EXERCISE AIM
Exclude all pictures, then copy each of the records exactly as written.

Stored entries

★ ★ ★

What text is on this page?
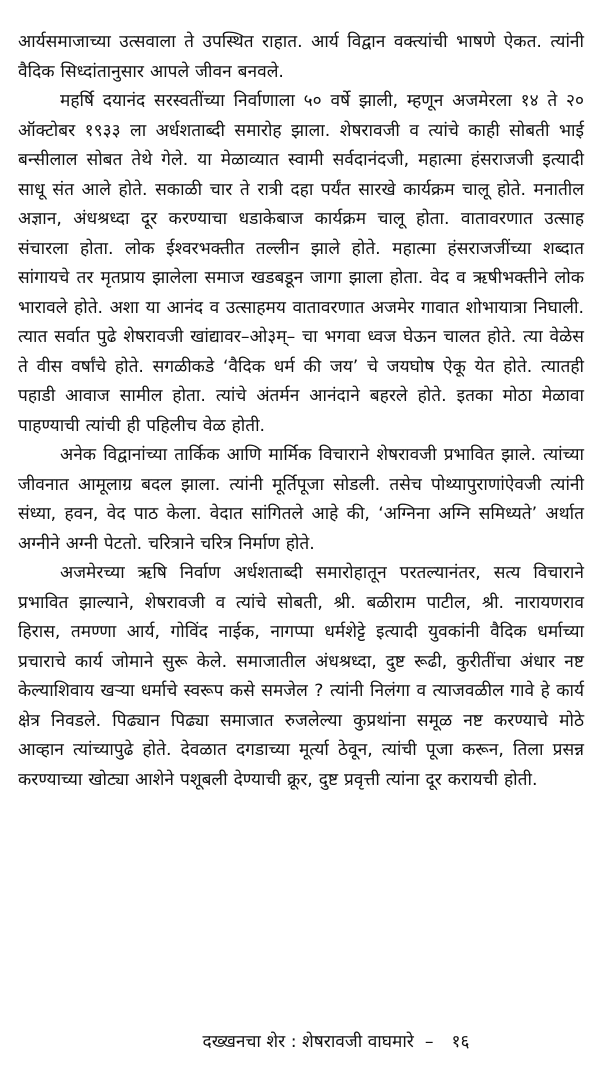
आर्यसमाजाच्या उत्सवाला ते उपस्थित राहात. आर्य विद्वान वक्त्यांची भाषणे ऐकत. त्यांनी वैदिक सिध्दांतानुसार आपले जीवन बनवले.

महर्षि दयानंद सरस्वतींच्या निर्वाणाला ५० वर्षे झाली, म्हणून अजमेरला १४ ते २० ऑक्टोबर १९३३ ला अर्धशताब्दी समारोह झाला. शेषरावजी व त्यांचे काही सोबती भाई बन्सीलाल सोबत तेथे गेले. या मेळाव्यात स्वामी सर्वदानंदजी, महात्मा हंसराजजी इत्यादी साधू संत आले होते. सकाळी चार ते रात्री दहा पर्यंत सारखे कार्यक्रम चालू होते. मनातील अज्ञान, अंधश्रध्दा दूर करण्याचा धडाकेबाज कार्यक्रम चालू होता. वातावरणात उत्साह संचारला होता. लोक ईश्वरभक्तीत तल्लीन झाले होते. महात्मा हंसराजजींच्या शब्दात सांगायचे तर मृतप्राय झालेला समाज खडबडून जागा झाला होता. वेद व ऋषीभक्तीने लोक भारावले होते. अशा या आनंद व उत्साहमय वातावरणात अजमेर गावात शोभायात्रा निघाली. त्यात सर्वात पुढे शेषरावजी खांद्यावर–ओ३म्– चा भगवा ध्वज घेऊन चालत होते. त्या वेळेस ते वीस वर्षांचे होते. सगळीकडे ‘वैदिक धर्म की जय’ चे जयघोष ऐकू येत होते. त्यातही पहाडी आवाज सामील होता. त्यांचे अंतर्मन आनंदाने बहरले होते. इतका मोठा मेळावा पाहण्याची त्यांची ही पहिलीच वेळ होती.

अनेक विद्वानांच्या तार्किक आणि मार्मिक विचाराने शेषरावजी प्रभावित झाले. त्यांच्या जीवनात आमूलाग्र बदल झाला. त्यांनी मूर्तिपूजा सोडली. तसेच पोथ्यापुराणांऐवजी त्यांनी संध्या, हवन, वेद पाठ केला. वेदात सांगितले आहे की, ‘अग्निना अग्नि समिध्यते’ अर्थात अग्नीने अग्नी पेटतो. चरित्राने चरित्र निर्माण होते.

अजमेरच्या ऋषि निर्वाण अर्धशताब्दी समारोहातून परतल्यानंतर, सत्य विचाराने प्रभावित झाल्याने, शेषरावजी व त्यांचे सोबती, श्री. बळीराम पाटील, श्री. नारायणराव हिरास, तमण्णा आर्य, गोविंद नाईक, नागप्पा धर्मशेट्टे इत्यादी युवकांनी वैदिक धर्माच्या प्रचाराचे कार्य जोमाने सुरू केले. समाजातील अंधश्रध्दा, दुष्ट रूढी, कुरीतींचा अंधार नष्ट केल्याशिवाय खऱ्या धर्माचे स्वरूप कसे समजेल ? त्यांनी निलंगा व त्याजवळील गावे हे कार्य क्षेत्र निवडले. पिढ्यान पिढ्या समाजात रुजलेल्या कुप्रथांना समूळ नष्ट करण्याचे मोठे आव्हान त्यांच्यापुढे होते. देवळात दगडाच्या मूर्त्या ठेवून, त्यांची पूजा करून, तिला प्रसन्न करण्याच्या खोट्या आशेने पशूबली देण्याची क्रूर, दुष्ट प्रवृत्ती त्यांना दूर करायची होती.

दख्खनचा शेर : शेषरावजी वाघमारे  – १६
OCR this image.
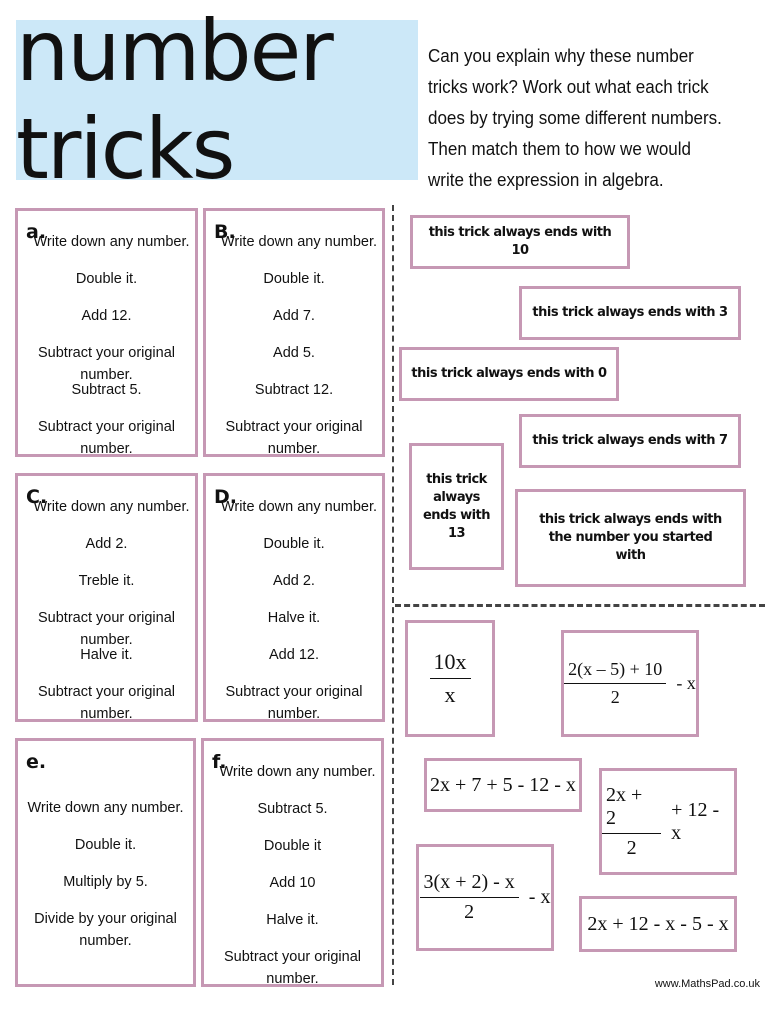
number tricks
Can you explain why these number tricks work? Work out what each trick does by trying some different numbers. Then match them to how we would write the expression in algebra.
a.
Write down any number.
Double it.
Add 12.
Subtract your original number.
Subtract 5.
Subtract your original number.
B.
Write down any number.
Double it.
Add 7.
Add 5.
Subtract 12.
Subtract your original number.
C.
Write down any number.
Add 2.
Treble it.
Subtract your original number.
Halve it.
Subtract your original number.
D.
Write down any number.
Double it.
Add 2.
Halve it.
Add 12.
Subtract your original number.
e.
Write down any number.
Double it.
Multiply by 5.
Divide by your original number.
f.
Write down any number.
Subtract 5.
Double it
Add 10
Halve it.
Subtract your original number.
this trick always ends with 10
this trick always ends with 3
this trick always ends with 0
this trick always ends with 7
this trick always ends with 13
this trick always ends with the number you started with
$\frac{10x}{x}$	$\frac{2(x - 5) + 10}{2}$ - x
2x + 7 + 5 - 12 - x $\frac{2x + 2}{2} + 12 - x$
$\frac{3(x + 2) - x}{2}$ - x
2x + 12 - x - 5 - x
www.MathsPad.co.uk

★ ★ ★

SOLUTION
What text is on this page?
आर्यसमाजाच्या उत्सवाला ते उपस्थित राहात. आर्य विद्वान वक्त्यांची भाषणे ऐकत. त्यांनी वैदिक सिध्दांतानुसार आपले जीवन बनवले.

महर्षि दयानंद सरस्वतींच्या निर्वाणाला ५० वर्षे झाली, म्हणून अजमेरला १४ ते २० ऑक्टोबर १९३३ ला अर्धशताब्दी समारोह झाला. शेषरावजी व त्यांचे काही सोबती भाई बन्सीलाल सोबत तेथे गेले. या मेळाव्यात स्वामी सर्वदानंदजी, महात्मा हंसराजजी इत्यादी साधू संत आले होते. सकाळी चार ते रात्री दहा पर्यंत सारखे कार्यक्रम चालू होते. मनातील अज्ञान, अंधश्रध्दा दूर करण्याचा धडाकेबाज कार्यक्रम चालू होता. वातावरणात उत्साह संचारला होता. लोक ईश्वरभक्तीत तल्लीन झाले होते. महात्मा हंसराजजींच्या शब्दात सांगायचे तर मृतप्राय झालेला समाज खडबडून जागा झाला होता. वेद व ऋषीभक्तीने लोक भारावले होते. अशा या आनंद व उत्साहमय वातावरणात अजमेर गावात शोभायात्रा निघाली. त्यात सर्वात पुढे शेषरावजी खांद्यावर–ओ३म्– चा भगवा ध्वज घेऊन चालत होते. त्या वेळेस ते वीस वर्षांचे होते. सगळीकडे ‘वैदिक धर्म की जय’ चे जयघोष ऐकू येत होते. त्यातही पहाडी आवाज सामील होता. त्यांचे अंतर्मन आनंदाने बहरले होते. इतका मोठा मेळावा पाहण्याची त्यांची ही पहिलीच वेळ होती.

अनेक विद्वानांच्या तार्किक आणि मार्मिक विचाराने शेषरावजी प्रभावित झाले. त्यांच्या जीवनात आमूलाग्र बदल झाला. त्यांनी मूर्तिपूजा सोडली. तसेच पोथ्यापुराणांऐवजी त्यांनी संध्या, हवन, वेद पाठ केला. वेदात सांगितले आहे की, ‘अग्निना अग्नि समिध्यते’ अर्थात अग्नीने अग्नी पेटतो. चरित्राने चरित्र निर्माण होते.

अजमेरच्या ऋषि निर्वाण अर्धशताब्दी समारोहातून परतल्यानंतर, सत्य विचाराने प्रभावित झाल्याने, शेषरावजी व त्यांचे सोबती, श्री. बळीराम पाटील, श्री. नारायणराव हिरास, तमण्णा आर्य, गोविंद नाईक, नागप्पा धर्मशेट्टे इत्यादी युवकांनी वैदिक धर्माच्या प्रचाराचे कार्य जोमाने सुरू केले. समाजातील अंधश्रध्दा, दुष्ट रूढी, कुरीतींचा अंधार नष्ट केल्याशिवाय खऱ्या धर्माचे स्वरूप कसे समजेल ? त्यांनी निलंगा व त्याजवळील गावे हे कार्य क्षेत्र निवडले. पिढ्यान पिढ्या समाजात रुजलेल्या कुप्रथांना समूळ नष्ट करण्याचे मोठे आव्हान त्यांच्यापुढे होते. देवळात दगडाच्या मूर्त्या ठेवून, त्यांची पूजा करून, तिला प्रसन्न करण्याच्या खोट्या आशेने पशूबली देण्याची क्रूर, दुष्ट प्रवृत्ती त्यांना दूर करायची होती.

दख्खनचा शेर : शेषरावजी वाघमारे  – १६
OCR this image.
number tricks
Can you explain why these number tricks work? Work out what each trick does by trying some different numbers. Then match them to how we would write the expression in algebra.
a.
Write down any number.
Double it.
Add 12.
Subtract your original number.
Subtract 5.
Subtract your original number.
B.
Write down any number.
Double it.
Add 7.
Add 5.
Subtract 12.
Subtract your original number.
C.
Write down any number.
Add 2.
Treble it.
Subtract your original number.
Halve it.
Subtract your original number.
D.
Write down any number.
Double it.
Add 2.
Halve it.
Add 12.
Subtract your original number.
e.
Write down any number.
Double it.
Multiply by 5.
Divide by your original number.
f.
Write down any number.
Subtract 5.
Double it
Add 10
Halve it.
Subtract your original number.
this trick always ends with 10
this trick always ends with 3
this trick always ends with 0
this trick always ends with 7
this trick always ends with 13
this trick always ends with the number you started with
$\frac{10x}{x}$	$\frac{2(x - 5) + 10}{2}$ - x
2x + 7 + 5 - 12 - x $\frac{2x + 2}{2} + 12 - x$
$\frac{3(x + 2) - x}{2}$ - x
2x + 12 - x - 5 - x
www.MathsPad.co.uk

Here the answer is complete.